# DATA
##########

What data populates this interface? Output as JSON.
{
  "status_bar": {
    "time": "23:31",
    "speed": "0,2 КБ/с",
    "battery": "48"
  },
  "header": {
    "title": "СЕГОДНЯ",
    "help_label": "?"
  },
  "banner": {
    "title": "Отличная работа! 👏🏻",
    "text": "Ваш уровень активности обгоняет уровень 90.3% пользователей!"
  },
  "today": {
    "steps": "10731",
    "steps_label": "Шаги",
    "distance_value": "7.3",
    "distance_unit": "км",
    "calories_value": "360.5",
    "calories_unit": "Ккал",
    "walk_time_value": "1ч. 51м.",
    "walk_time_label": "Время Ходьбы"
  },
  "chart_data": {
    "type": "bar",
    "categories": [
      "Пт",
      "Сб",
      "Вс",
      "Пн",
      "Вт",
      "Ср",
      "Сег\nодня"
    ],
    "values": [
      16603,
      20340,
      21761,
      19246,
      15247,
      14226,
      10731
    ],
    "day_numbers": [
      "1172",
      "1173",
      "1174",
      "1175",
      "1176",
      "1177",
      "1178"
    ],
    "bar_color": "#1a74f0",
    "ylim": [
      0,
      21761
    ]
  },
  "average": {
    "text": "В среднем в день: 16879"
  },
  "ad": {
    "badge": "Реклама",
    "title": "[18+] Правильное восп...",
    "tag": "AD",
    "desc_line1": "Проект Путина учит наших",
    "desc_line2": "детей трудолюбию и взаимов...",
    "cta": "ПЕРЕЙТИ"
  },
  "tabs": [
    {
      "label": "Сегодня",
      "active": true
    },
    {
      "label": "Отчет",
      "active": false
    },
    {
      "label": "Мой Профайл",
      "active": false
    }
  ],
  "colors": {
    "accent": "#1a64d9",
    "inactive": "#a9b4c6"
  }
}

##########

# WORK TO BE COMPLETED
Print the whole listing again, exactly.

# OUTPUT
What data populates this interface? Output as JSON.
{
  "status_bar": {
    "time": "23:31",
    "speed": "0,2 КБ/с",
    "battery": "48"
  },
  "header": {
    "title": "СЕГОДНЯ",
    "help_label": "?"
  },
  "banner": {
    "title": "Отличная работа! 👏🏻",
    "text": "Ваш уровень активности обгоняет уровень 90.3% пользователей!"
  },
  "today": {
    "steps": "10731",
    "steps_label": "Шаги",
    "distance_value": "7.3",
    "distance_unit": "км",
    "calories_value": "360.5",
    "calories_unit": "Ккал",
    "walk_time_value": "1ч. 51м.",
    "walk_time_label": "Время Ходьбы"
  },
  "chart_data": {
    "type": "bar",
    "categories": [
      "Пт",
      "Сб",
      "Вс",
      "Пн",
      "Вт",
      "Ср",
      "Сег\nодня"
    ],
    "values": [
      16603,
      20340,
      21761,
      19246,
      15247,
      14226,
      10731
    ],
    "day_numbers": [
      "1172",
      "1173",
      "1174",
      "1175",
      "1176",
      "1177",
      "1178"
    ],
    "bar_color": "#1a74f0",
    "ylim": [
      0,
      21761
    ]
  },
  "average": {
    "text": "В среднем в день: 16879"
  },
  "ad": {
    "badge": "Реклама",
    "title": "[18+] Правильное восп...",
    "tag": "AD",
    "desc_line1": "Проект Путина учит наших",
    "desc_line2": "детей трудолюбию и взаимов...",
    "cta": "ПЕРЕЙТИ"
  },
  "tabs": [
    {
      "label": "Сегодня",
      "active": true
    },
    {
      "label": "Отчет",
      "active": false
    },
    {
      "label": "Мой Профайл",
      "active": false
    }
  ],
  "colors": {
    "accent": "#1a64d9",
    "inactive": "#a9b4c6"
  }
}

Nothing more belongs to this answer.